Where a line contains the word "color", copy that line in full.

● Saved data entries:
☆ ☆ ☆

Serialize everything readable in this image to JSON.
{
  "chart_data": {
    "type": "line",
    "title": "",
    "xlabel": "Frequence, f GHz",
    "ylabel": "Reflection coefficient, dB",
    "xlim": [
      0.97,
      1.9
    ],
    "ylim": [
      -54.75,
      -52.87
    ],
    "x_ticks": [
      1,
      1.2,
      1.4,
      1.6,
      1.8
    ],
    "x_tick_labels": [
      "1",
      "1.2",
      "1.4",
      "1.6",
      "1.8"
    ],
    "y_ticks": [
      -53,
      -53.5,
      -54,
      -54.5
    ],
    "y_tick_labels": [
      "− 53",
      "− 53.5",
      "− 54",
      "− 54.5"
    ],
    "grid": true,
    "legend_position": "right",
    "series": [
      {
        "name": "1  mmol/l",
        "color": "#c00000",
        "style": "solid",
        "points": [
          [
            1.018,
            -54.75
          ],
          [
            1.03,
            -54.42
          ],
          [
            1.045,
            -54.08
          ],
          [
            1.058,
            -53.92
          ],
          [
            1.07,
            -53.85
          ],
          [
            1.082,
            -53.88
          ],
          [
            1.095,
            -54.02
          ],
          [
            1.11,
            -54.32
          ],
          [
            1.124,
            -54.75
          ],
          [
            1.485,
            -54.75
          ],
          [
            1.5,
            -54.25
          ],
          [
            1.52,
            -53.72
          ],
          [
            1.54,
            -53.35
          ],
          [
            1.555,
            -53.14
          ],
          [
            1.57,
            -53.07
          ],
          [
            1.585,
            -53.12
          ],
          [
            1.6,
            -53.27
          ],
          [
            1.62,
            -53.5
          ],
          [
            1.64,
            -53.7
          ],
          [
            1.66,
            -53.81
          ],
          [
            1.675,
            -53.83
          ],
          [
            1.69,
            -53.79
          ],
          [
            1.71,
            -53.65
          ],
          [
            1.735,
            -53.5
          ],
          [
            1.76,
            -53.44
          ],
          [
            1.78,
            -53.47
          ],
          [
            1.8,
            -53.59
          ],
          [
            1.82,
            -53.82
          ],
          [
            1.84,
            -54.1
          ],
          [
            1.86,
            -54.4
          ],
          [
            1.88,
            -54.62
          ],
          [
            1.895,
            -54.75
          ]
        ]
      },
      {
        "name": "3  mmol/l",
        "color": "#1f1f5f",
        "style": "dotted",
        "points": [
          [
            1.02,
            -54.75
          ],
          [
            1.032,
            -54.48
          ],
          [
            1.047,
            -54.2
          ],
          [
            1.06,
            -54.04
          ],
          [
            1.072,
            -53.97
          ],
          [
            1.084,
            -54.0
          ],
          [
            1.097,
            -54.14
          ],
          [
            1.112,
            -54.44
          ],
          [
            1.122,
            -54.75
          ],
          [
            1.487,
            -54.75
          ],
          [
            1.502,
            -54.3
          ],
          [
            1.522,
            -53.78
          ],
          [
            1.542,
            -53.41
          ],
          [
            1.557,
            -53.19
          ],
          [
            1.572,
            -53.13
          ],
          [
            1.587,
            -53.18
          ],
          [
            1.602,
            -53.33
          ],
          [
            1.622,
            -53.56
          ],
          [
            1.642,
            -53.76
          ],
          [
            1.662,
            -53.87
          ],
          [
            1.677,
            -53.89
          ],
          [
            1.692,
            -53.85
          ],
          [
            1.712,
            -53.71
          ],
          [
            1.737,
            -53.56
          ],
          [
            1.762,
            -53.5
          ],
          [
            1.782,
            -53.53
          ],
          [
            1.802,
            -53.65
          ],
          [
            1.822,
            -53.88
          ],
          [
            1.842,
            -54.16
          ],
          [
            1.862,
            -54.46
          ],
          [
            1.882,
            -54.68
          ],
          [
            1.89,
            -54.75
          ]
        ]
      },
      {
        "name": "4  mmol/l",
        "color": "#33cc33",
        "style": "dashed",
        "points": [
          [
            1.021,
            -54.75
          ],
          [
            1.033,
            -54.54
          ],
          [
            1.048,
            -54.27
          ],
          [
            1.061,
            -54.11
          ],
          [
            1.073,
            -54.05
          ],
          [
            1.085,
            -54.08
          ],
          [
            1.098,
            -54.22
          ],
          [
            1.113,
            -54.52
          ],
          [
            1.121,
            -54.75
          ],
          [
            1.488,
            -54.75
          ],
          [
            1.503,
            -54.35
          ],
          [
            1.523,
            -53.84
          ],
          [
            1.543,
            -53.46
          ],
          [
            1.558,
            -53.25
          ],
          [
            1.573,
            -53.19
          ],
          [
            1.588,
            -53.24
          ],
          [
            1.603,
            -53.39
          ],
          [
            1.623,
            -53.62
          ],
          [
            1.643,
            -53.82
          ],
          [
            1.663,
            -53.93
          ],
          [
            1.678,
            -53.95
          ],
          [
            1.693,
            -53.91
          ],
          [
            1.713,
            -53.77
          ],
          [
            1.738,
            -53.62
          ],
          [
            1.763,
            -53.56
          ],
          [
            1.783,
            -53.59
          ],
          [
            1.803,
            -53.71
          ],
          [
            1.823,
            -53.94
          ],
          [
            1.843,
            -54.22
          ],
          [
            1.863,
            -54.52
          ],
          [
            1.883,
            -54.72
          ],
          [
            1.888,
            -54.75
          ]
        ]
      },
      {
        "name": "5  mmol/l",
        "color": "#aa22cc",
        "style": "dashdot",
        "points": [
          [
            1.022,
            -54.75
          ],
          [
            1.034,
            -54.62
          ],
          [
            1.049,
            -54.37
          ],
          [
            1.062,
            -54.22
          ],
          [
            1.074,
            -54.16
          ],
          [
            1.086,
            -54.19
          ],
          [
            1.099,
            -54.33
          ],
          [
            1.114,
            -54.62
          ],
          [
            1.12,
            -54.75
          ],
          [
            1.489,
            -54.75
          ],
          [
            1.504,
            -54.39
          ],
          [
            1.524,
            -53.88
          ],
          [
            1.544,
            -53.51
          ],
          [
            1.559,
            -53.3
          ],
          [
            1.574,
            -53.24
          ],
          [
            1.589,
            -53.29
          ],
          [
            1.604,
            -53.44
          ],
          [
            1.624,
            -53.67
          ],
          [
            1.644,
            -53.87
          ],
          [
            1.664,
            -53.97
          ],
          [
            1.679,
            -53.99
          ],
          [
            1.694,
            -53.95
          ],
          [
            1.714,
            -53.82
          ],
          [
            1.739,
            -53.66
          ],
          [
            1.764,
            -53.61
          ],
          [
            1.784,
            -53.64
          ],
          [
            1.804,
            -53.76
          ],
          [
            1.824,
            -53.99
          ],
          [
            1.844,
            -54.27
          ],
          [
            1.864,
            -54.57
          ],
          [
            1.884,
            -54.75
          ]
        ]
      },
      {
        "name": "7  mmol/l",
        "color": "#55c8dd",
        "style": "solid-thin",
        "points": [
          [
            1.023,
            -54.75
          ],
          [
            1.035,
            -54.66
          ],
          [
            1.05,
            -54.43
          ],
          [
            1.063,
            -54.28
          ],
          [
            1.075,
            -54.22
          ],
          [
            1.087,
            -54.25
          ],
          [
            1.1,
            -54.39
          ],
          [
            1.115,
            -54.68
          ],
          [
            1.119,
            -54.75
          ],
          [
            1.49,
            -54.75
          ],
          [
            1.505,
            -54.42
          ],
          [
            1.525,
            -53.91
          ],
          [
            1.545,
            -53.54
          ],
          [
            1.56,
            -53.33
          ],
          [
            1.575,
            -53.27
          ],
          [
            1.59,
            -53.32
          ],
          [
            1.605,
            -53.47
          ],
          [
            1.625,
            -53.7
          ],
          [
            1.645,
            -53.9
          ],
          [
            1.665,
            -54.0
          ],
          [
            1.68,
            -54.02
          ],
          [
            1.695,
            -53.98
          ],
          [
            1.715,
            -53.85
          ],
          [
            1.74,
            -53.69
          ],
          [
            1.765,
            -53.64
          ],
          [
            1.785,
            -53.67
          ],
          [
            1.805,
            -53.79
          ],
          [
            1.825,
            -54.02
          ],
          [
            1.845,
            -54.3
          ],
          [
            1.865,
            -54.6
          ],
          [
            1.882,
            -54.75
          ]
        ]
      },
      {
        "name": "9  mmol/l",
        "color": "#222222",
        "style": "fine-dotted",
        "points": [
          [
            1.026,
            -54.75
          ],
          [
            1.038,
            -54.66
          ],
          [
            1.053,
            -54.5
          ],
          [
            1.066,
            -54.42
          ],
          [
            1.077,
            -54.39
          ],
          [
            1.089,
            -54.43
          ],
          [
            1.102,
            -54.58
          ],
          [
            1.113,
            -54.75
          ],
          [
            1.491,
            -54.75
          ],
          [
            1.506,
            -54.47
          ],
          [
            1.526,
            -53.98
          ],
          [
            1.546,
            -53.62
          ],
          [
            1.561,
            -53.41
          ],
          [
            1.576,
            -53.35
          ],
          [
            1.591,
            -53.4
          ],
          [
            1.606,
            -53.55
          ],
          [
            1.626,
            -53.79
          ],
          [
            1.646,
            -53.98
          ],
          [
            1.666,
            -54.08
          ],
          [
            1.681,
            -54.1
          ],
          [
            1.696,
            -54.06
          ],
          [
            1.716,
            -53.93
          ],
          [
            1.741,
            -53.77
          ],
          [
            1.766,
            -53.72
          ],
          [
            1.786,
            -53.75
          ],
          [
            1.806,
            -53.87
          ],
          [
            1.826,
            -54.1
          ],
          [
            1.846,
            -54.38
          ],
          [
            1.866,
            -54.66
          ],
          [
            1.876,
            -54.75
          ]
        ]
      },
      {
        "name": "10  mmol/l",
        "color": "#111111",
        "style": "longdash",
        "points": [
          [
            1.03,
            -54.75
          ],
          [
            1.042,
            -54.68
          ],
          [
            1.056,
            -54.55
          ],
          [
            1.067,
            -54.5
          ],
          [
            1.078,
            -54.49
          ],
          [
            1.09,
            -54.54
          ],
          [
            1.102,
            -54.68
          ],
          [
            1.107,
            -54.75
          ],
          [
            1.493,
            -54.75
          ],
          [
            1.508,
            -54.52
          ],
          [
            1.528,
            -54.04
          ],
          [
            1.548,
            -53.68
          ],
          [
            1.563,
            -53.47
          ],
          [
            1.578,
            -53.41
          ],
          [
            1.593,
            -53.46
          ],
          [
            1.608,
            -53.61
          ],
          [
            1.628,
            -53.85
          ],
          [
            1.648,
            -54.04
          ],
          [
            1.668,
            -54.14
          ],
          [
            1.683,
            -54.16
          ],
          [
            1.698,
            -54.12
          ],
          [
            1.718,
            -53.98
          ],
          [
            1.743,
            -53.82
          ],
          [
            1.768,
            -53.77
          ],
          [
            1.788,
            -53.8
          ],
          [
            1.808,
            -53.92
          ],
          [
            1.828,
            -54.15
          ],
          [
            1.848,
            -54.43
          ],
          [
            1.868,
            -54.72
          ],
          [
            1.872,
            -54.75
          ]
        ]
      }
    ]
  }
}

☆ ☆ ☆

● Task answer:
        "color": "#c00000",
        "color": "#1f1f5f",
        "color": "#33cc33",
        "color": "#aa22cc",
        "color": "#55c8dd",
        "color": "#222222",
        "color": "#111111",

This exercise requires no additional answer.